SET TASK.
All the records that follow need to be reproduced exactly. Omit the images.

LISTED RECORDS.

--------------------------------------------------

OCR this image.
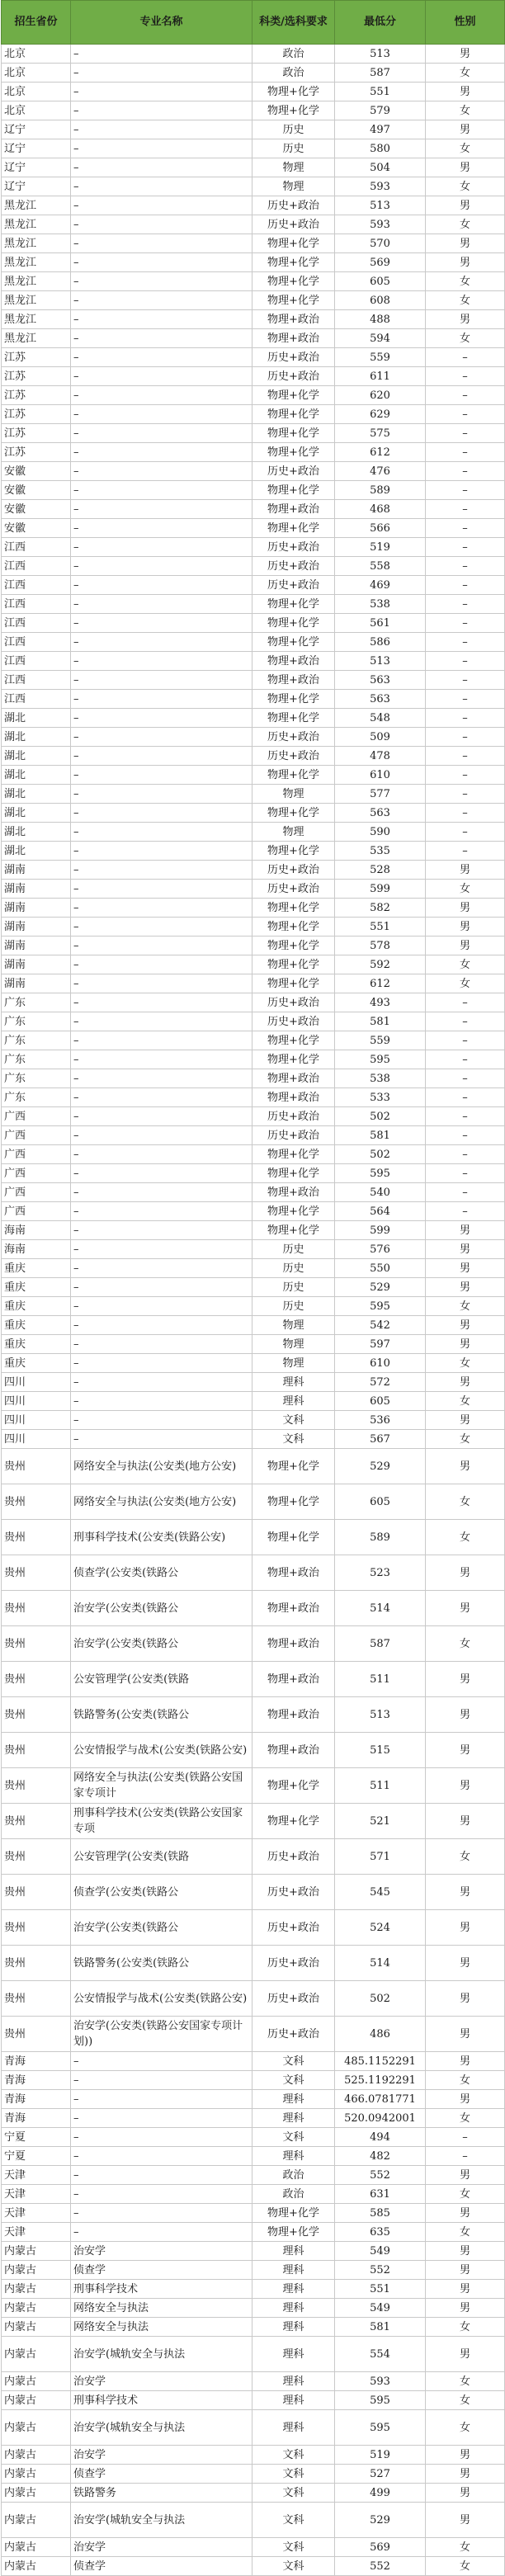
招生省份	专业名称	科类/选科要求	最低分	性别
北京	–	政治	513	男
北京	–	政治	587	女
北京	–	物理+化学	551	男
北京	–	物理+化学	579	女
辽宁	–	历史	497	男
辽宁	–	历史	580	女
辽宁	–	物理	504	男
辽宁	–	物理	593	女
黑龙江	–	历史+政治	513	男
黑龙江	–	历史+政治	593	女
黑龙江	–	物理+化学	570	男
黑龙江	–	物理+化学	569	男
黑龙江	–	物理+化学	605	女
黑龙江	–	物理+化学	608	女
黑龙江	–	物理+政治	488	男
黑龙江	–	物理+政治	594	女
江苏	–	历史+政治	559	–
江苏	–	历史+政治	611	–
江苏	–	物理+化学	620	–
江苏	–	物理+化学	629	–
江苏	–	物理+化学	575	–
江苏	–	物理+化学	612	–
安徽	–	历史+政治	476	–
安徽	–	物理+化学	589	–
安徽	–	物理+政治	468	–
安徽	–	物理+化学	566	–
江西	–	历史+政治	519	–
江西	–	历史+政治	558	–
江西	–	历史+政治	469	–
江西	–	物理+化学	538	–
江西	–	物理+化学	561	–
江西	–	物理+化学	586	–
江西	–	物理+政治	513	–
江西	–	物理+政治	563	–
江西	–	物理+化学	563	–
湖北	–	物理+化学	548	–
湖北	–	历史+政治	509	–
湖北	–	历史+政治	478	–
湖北	–	物理+化学	610	–
湖北	–	物理	577	–
湖北	–	物理+化学	563	–
湖北	–	物理	590	–
湖北	–	物理+化学	535	–
湖南	–	历史+政治	528	男
湖南	–	历史+政治	599	女
湖南	–	物理+化学	582	男
湖南	–	物理+化学	551	男
湖南	–	物理+化学	578	男
湖南	–	物理+化学	592	女
湖南	–	物理+化学	612	女
广东	–	历史+政治	493	–
广东	–	历史+政治	581	–
广东	–	物理+化学	559	–
广东	–	物理+化学	595	–
广东	–	物理+政治	538	–
广东	–	物理+政治	533	–
广西	–	历史+政治	502	–
广西	–	历史+政治	581	–
广西	–	物理+化学	502	–
广西	–	物理+化学	595	–
广西	–	物理+政治	540	–
广西	–	物理+化学	564	–
海南	–	物理+化学	599	男
海南	–	历史	576	男
重庆	–	历史	550	男
重庆	–	历史	529	男
重庆	–	历史	595	女
重庆	–	物理	542	男
重庆	–	物理	597	男
重庆	–	物理	610	女
四川	–	理科	572	男
四川	–	理科	605	女
四川	–	文科	536	男
四川	–	文科	567	女
贵州	网络安全与执法(公安类(地方公安)	物理+化学	529	男
贵州	网络安全与执法(公安类(地方公安)	物理+化学	605	女
贵州	刑事科学技术(公安类(铁路公安)	物理+化学	589	女
贵州	侦查学(公安类(铁路公	物理+政治	523	男
贵州	治安学(公安类(铁路公	物理+政治	514	男
贵州	治安学(公安类(铁路公	物理+政治	587	女
贵州	公安管理学(公安类(铁路	物理+政治	511	男
贵州	铁路警务(公安类(铁路公	物理+政治	513	男
贵州	公安情报学与战术(公安类(铁路公安)	物理+政治	515	男
贵州	网络安全与执法(公安类(铁路公安国家专项计	物理+化学	511	男
贵州	刑事科学技术(公安类(铁路公安国家专项	物理+化学	521	男
贵州	公安管理学(公安类(铁路	历史+政治	571	女
贵州	侦查学(公安类(铁路公	历史+政治	545	男
贵州	治安学(公安类(铁路公	历史+政治	524	男
贵州	铁路警务(公安类(铁路公	历史+政治	514	男
贵州	公安情报学与战术(公安类(铁路公安)	历史+政治	502	男
贵州	治安学(公安类(铁路公安国家专项计划))	历史+政治	486	男
青海	–	文科	485.1152291	男
青海	–	文科	525.1192291	女
青海	–	理科	466.0781771	男
青海	–	理科	520.0942001	女
宁夏	–	文科	494	–
宁夏	–	理科	482	–
天津	–	政治	552	男
天津	–	政治	631	女
天津	–	物理+化学	585	男
天津	–	物理+化学	635	女
内蒙古	治安学	理科	549	男
内蒙古	侦查学	理科	552	男
内蒙古	刑事科学技术	理科	551	男
内蒙古	网络安全与执法	理科	549	男
内蒙古	网络安全与执法	理科	581	女
内蒙古	治安学(城轨安全与执法	理科	554	男
内蒙古	治安学	理科	593	女
内蒙古	刑事科学技术	理科	595	女
内蒙古	治安学(城轨安全与执法	理科	595	女
内蒙古	治安学	文科	519	男
内蒙古	侦查学	文科	527	男
内蒙古	铁路警务	文科	499	男
内蒙古	治安学(城轨安全与执法	文科	529	男
内蒙古	治安学	文科	569	女
内蒙古	侦查学	文科	552	女
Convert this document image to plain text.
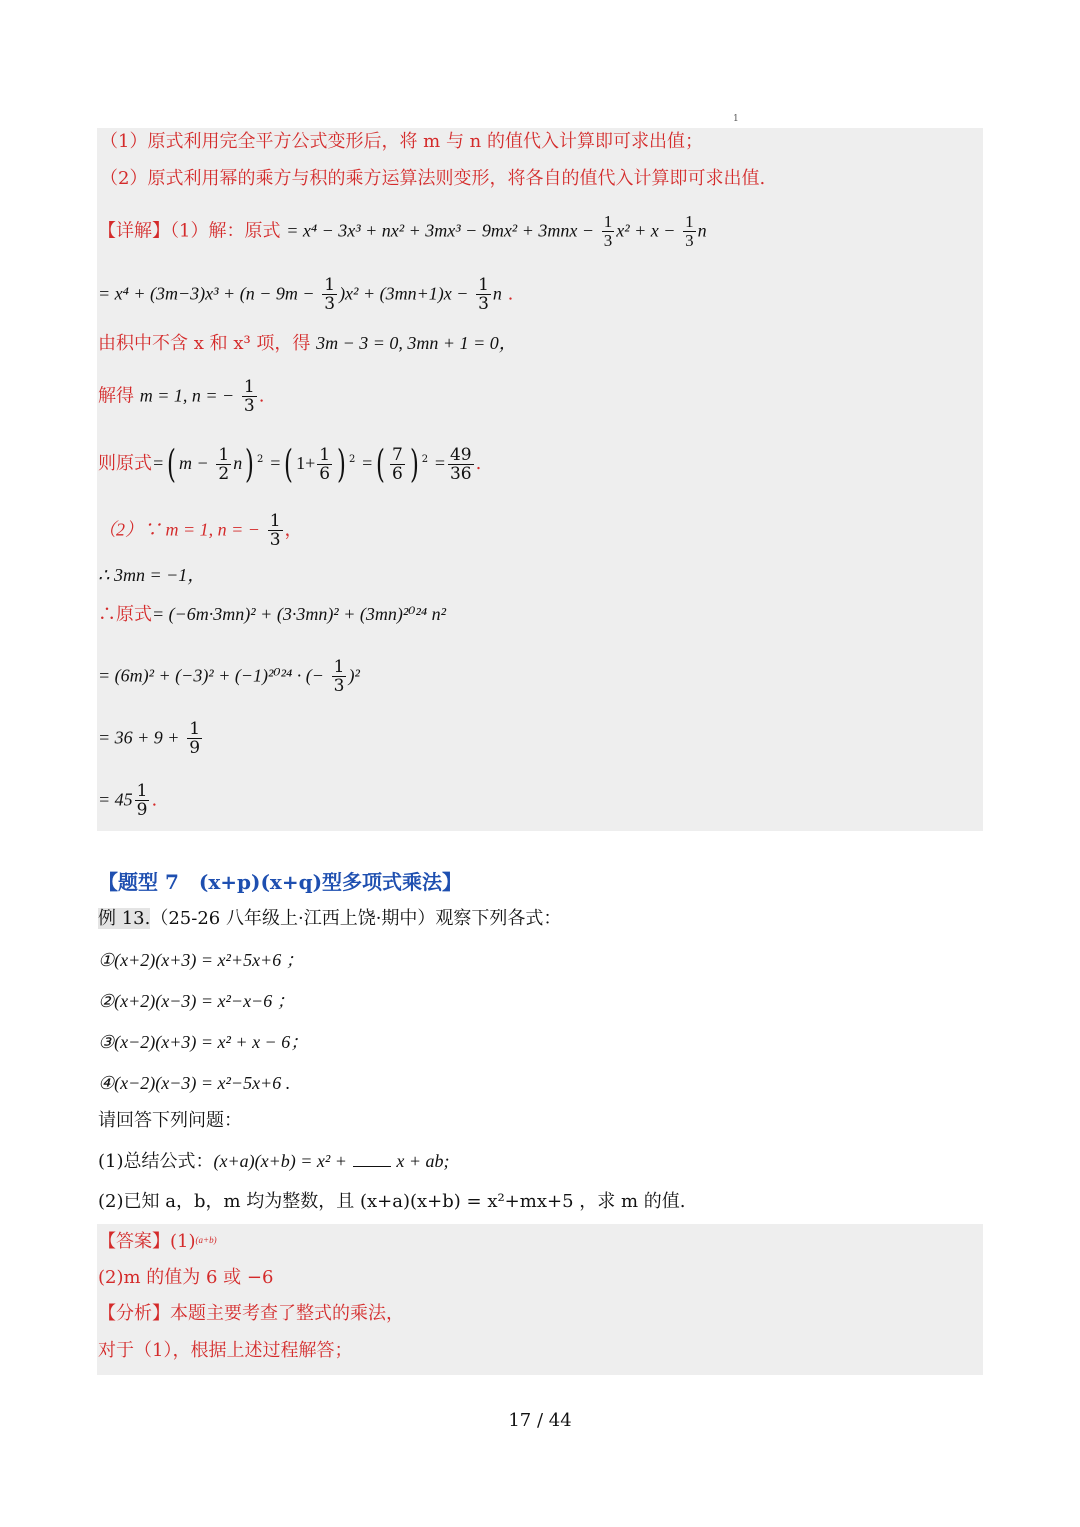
1
（1）原式利用完全平方公式变形后，将 m 与 n 的值代入计算即可求出值；
（2）原式利用幂的乘方与积的乘方运算法则变形，将各自的值代入计算即可求出值.
【详解】（1）解：原式 = $x^4 - 3x^3 + nx^2 + 3mx^3 - 9mx^2 + 3mnx - \frac{1}{3} x^2 + x - \frac{1}{3}$ n
= $x^4 + (3m-3)x^3 + (n - 9m - \frac{1}{3} )x^2 + (3mn+1)x - \frac{1}{3}$ n .
由积中不含 x 和 x³ 项，得 3m − 3 = 0, 3mn + 1 = 0，
解得 m = 1, n = − $\frac{1}{3}$ .
则原式=( $m - \frac{1}{2} n$) $^2$ =( $1+ \frac{1}{6}$ ) $^2$ =( $\frac{7}{6}$ ) $^2 = \frac{49}{36}$ .
（2）∵ m = 1, n = − $\frac{1}{3}$ ，
∴ 3mn = −1，
∴原式= (−6m·3mn)² + (3·3mn)² + (3mn)²⁰²⁴ n²
= (6m)² + (−3)² + (−1)²⁰²⁴ · (− $\frac{1}{3} )^2$
= $36 + 9 + \frac{1}{9}$
= $45 \frac{1}{9}$ .
【题型 7　(x+p)(x+q)型多项式乘法】
例 13.（25-26 八年级上·江西上饶·期中）观察下列各式：
①(x+2)(x+3) = x²+5x+6 ；
②(x+2)(x−3) = x²−x−6 ；
③(x−2)(x+3) = x² + x − 6；
④(x−2)(x−3) = x²−5x+6 .
请回答下列问题：
(1)总结公式：(x+a)(x+b) = x² +	x + ab;
(2)已知 a，b，m 均为整数，且 (x+a)(x+b) = x²+mx+5 ，求 m 的值.
【答案】$(1)^{(a+b)}$
(2)m 的值为 6 或 −6
【分析】本题主要考查了整式的乘法，
对于（1），根据上述过程解答；
17 / 44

--------------------------------------------------

REPLY.
OCR this image.
招生省份	专业名称	科类/选科要求	最低分	性别
北京	–	政治	513	男
北京	–	政治	587	女
北京	–	物理+化学	551	男
北京	–	物理+化学	579	女
辽宁	–	历史	497	男
辽宁	–	历史	580	女
辽宁	–	物理	504	男
辽宁	–	物理	593	女
黑龙江	–	历史+政治	513	男
黑龙江	–	历史+政治	593	女
黑龙江	–	物理+化学	570	男
黑龙江	–	物理+化学	569	男
黑龙江	–	物理+化学	605	女
黑龙江	–	物理+化学	608	女
黑龙江	–	物理+政治	488	男
黑龙江	–	物理+政治	594	女
江苏	–	历史+政治	559	–
江苏	–	历史+政治	611	–
江苏	–	物理+化学	620	–
江苏	–	物理+化学	629	–
江苏	–	物理+化学	575	–
江苏	–	物理+化学	612	–
安徽	–	历史+政治	476	–
安徽	–	物理+化学	589	–
安徽	–	物理+政治	468	–
安徽	–	物理+化学	566	–
江西	–	历史+政治	519	–
江西	–	历史+政治	558	–
江西	–	历史+政治	469	–
江西	–	物理+化学	538	–
江西	–	物理+化学	561	–
江西	–	物理+化学	586	–
江西	–	物理+政治	513	–
江西	–	物理+政治	563	–
江西	–	物理+化学	563	–
湖北	–	物理+化学	548	–
湖北	–	历史+政治	509	–
湖北	–	历史+政治	478	–
湖北	–	物理+化学	610	–
湖北	–	物理	577	–
湖北	–	物理+化学	563	–
湖北	–	物理	590	–
湖北	–	物理+化学	535	–
湖南	–	历史+政治	528	男
湖南	–	历史+政治	599	女
湖南	–	物理+化学	582	男
湖南	–	物理+化学	551	男
湖南	–	物理+化学	578	男
湖南	–	物理+化学	592	女
湖南	–	物理+化学	612	女
广东	–	历史+政治	493	–
广东	–	历史+政治	581	–
广东	–	物理+化学	559	–
广东	–	物理+化学	595	–
广东	–	物理+政治	538	–
广东	–	物理+政治	533	–
广西	–	历史+政治	502	–
广西	–	历史+政治	581	–
广西	–	物理+化学	502	–
广西	–	物理+化学	595	–
广西	–	物理+政治	540	–
广西	–	物理+化学	564	–
海南	–	物理+化学	599	男
海南	–	历史	576	男
重庆	–	历史	550	男
重庆	–	历史	529	男
重庆	–	历史	595	女
重庆	–	物理	542	男
重庆	–	物理	597	男
重庆	–	物理	610	女
四川	–	理科	572	男
四川	–	理科	605	女
四川	–	文科	536	男
四川	–	文科	567	女
贵州	网络安全与执法(公安类(地方公安)	物理+化学	529	男
贵州	网络安全与执法(公安类(地方公安)	物理+化学	605	女
贵州	刑事科学技术(公安类(铁路公安)	物理+化学	589	女
贵州	侦查学(公安类(铁路公	物理+政治	523	男
贵州	治安学(公安类(铁路公	物理+政治	514	男
贵州	治安学(公安类(铁路公	物理+政治	587	女
贵州	公安管理学(公安类(铁路	物理+政治	511	男
贵州	铁路警务(公安类(铁路公	物理+政治	513	男
贵州	公安情报学与战术(公安类(铁路公安)	物理+政治	515	男
贵州	网络安全与执法(公安类(铁路公安国家专项计	物理+化学	511	男
贵州	刑事科学技术(公安类(铁路公安国家专项	物理+化学	521	男
贵州	公安管理学(公安类(铁路	历史+政治	571	女
贵州	侦查学(公安类(铁路公	历史+政治	545	男
贵州	治安学(公安类(铁路公	历史+政治	524	男
贵州	铁路警务(公安类(铁路公	历史+政治	514	男
贵州	公安情报学与战术(公安类(铁路公安)	历史+政治	502	男
贵州	治安学(公安类(铁路公安国家专项计划))	历史+政治	486	男
青海	–	文科	485.1152291	男
青海	–	文科	525.1192291	女
青海	–	理科	466.0781771	男
青海	–	理科	520.0942001	女
宁夏	–	文科	494	–
宁夏	–	理科	482	–
天津	–	政治	552	男
天津	–	政治	631	女
天津	–	物理+化学	585	男
天津	–	物理+化学	635	女
内蒙古	治安学	理科	549	男
内蒙古	侦查学	理科	552	男
内蒙古	刑事科学技术	理科	551	男
内蒙古	网络安全与执法	理科	549	男
内蒙古	网络安全与执法	理科	581	女
内蒙古	治安学(城轨安全与执法	理科	554	男
内蒙古	治安学	理科	593	女
内蒙古	刑事科学技术	理科	595	女
内蒙古	治安学(城轨安全与执法	理科	595	女
内蒙古	治安学	文科	519	男
内蒙古	侦查学	文科	527	男
内蒙古	铁路警务	文科	499	男
内蒙古	治安学(城轨安全与执法	文科	529	男
内蒙古	治安学	文科	569	女
内蒙古	侦查学	文科	552	女
Convert this document image to plain text.
1
（1）原式利用完全平方公式变形后，将 m 与 n 的值代入计算即可求出值；
（2）原式利用幂的乘方与积的乘方运算法则变形，将各自的值代入计算即可求出值.
【详解】（1）解：原式 = $x^4 - 3x^3 + nx^2 + 3mx^3 - 9mx^2 + 3mnx - \frac{1}{3} x^2 + x - \frac{1}{3}$ n
= $x^4 + (3m-3)x^3 + (n - 9m - \frac{1}{3} )x^2 + (3mn+1)x - \frac{1}{3}$ n .
由积中不含 x 和 x³ 项，得 3m − 3 = 0, 3mn + 1 = 0，
解得 m = 1, n = − $\frac{1}{3}$ .
则原式=( $m - \frac{1}{2} n$) $^2$ =( $1+ \frac{1}{6}$ ) $^2$ =( $\frac{7}{6}$ ) $^2 = \frac{49}{36}$ .
（2）∵ m = 1, n = − $\frac{1}{3}$ ，
∴ 3mn = −1，
∴原式= (−6m·3mn)² + (3·3mn)² + (3mn)²⁰²⁴ n²
= (6m)² + (−3)² + (−1)²⁰²⁴ · (− $\frac{1}{3} )^2$
= $36 + 9 + \frac{1}{9}$
= $45 \frac{1}{9}$ .
【题型 7　(x+p)(x+q)型多项式乘法】
例 13.（25-26 八年级上·江西上饶·期中）观察下列各式：
①(x+2)(x+3) = x²+5x+6 ；
②(x+2)(x−3) = x²−x−6 ；
③(x−2)(x+3) = x² + x − 6；
④(x−2)(x−3) = x²−5x+6 .
请回答下列问题：
(1)总结公式：(x+a)(x+b) = x² +	x + ab;
(2)已知 a，b，m 均为整数，且 (x+a)(x+b) = x²+mx+5 ，求 m 的值.
【答案】$(1)^{(a+b)}$
(2)m 的值为 6 或 −6
【分析】本题主要考查了整式的乘法，
对于（1），根据上述过程解答；
17 / 44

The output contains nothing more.